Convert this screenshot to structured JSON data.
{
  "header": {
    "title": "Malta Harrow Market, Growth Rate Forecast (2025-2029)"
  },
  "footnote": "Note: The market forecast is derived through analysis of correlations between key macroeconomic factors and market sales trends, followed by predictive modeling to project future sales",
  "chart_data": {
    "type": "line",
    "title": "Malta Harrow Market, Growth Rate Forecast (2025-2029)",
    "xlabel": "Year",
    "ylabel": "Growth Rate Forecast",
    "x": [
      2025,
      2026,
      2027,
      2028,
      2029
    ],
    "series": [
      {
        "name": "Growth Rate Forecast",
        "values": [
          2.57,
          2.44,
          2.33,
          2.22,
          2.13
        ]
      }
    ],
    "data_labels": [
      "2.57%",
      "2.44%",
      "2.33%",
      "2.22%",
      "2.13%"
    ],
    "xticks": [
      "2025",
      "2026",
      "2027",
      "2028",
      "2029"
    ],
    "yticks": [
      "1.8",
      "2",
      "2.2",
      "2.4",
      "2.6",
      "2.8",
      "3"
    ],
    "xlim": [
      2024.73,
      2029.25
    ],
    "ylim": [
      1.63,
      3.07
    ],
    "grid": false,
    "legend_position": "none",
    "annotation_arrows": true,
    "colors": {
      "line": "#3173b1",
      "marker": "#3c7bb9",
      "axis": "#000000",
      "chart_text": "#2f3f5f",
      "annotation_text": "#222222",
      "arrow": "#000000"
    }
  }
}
==
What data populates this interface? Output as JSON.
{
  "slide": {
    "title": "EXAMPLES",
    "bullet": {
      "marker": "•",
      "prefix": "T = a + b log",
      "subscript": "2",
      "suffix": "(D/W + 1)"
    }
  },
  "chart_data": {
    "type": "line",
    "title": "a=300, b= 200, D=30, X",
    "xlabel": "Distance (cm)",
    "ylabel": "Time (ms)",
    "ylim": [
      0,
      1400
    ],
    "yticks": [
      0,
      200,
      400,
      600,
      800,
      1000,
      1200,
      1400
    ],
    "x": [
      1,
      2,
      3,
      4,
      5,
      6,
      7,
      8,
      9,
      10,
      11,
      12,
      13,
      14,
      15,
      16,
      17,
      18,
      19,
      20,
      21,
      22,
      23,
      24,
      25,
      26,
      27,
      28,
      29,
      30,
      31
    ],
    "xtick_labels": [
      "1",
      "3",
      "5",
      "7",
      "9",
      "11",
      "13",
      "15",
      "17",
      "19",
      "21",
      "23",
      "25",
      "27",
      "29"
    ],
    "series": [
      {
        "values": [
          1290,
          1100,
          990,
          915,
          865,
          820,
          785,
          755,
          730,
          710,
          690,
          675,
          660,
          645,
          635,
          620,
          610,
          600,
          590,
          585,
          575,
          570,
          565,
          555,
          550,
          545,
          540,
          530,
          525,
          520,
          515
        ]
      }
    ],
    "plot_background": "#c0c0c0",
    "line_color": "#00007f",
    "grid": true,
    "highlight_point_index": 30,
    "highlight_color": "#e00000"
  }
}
--
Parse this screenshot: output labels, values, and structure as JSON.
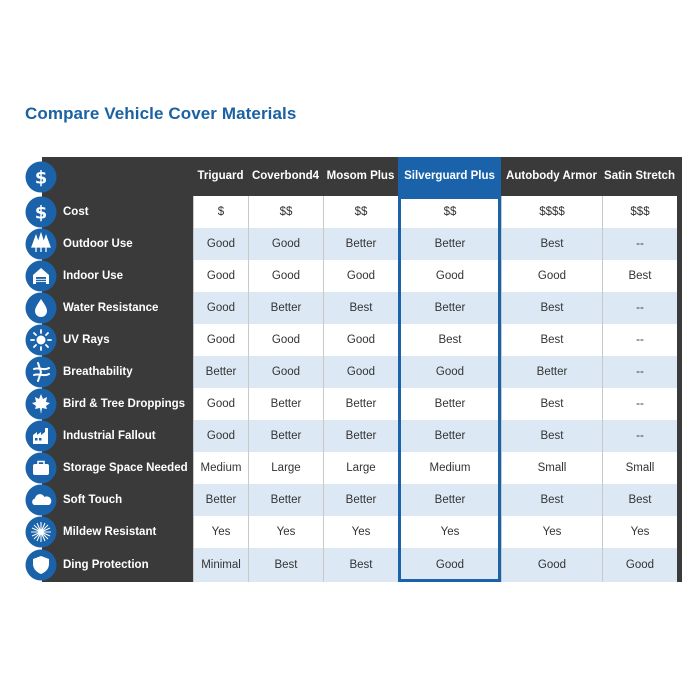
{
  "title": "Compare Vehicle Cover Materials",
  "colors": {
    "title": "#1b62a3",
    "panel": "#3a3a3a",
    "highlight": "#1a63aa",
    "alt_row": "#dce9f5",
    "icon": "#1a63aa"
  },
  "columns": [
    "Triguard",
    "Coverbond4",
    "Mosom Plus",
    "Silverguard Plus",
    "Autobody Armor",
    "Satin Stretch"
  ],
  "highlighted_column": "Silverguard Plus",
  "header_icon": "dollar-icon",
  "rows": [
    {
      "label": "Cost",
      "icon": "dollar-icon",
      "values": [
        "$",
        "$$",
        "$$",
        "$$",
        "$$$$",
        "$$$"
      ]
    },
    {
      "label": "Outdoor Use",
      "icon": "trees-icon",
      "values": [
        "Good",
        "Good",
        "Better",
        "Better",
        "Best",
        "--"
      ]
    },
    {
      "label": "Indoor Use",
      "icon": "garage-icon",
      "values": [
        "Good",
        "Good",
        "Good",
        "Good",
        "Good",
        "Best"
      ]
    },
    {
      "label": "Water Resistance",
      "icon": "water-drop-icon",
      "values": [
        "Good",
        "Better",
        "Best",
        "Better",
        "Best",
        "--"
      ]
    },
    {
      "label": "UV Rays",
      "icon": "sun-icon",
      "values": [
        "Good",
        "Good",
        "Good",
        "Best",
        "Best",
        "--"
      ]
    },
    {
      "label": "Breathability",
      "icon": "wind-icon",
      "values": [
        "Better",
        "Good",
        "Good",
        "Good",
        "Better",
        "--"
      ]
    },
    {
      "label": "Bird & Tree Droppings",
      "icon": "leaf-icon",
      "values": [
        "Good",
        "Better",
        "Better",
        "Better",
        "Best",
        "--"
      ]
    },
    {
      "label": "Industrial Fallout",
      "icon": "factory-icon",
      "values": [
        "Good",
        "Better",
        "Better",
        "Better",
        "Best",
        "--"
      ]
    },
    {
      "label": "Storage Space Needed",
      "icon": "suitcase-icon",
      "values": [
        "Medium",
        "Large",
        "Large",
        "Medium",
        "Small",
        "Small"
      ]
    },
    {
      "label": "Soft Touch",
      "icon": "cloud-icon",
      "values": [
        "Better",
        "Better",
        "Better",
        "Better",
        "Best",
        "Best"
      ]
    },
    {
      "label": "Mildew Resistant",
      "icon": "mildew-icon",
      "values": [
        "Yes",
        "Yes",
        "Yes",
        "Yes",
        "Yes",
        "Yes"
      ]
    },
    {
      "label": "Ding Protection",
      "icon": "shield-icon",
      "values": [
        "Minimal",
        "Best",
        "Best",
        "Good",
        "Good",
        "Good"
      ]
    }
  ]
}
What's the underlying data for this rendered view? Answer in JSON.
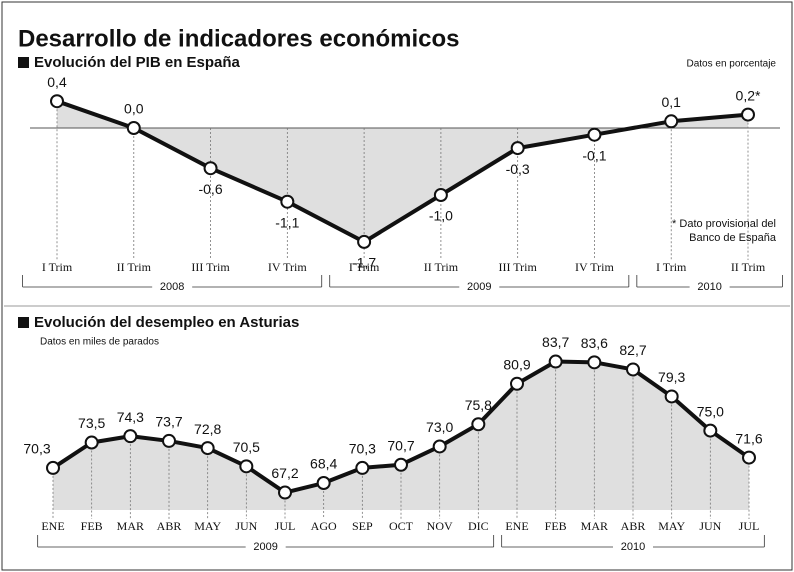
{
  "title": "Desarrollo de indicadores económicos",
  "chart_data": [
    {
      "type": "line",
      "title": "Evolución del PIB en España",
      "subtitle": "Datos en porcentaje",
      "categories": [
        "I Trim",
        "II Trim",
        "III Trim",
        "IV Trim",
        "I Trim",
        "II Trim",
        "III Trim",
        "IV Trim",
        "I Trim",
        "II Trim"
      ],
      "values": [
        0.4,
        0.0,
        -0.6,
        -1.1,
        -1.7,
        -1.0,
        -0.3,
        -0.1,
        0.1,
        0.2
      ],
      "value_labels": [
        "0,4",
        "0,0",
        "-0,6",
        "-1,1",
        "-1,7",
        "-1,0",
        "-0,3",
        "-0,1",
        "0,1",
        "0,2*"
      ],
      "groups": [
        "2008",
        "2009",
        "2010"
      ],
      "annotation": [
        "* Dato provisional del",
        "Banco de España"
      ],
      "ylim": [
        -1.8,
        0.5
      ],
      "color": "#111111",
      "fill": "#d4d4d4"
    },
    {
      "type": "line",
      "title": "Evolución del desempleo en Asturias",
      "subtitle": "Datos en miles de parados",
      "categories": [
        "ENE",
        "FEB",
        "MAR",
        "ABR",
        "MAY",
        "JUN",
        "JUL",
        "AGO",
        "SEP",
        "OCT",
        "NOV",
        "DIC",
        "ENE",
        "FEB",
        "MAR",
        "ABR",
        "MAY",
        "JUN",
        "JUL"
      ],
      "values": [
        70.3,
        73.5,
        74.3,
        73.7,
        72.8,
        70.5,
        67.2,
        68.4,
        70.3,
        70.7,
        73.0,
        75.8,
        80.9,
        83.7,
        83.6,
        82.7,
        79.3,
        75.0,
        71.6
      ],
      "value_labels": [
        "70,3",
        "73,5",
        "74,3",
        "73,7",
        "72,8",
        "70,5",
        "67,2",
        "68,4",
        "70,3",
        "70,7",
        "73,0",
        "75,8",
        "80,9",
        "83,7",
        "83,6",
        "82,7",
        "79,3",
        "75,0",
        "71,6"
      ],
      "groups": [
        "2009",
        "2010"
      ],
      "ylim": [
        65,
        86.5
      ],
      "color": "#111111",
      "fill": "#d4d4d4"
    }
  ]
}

● Task objective
Return all lines of the material above in which the word "What" occurs.

● Exercise answer
What data populates this interface? Output as JSON.
What's the underlying data for this rendered view? Answer in JSON.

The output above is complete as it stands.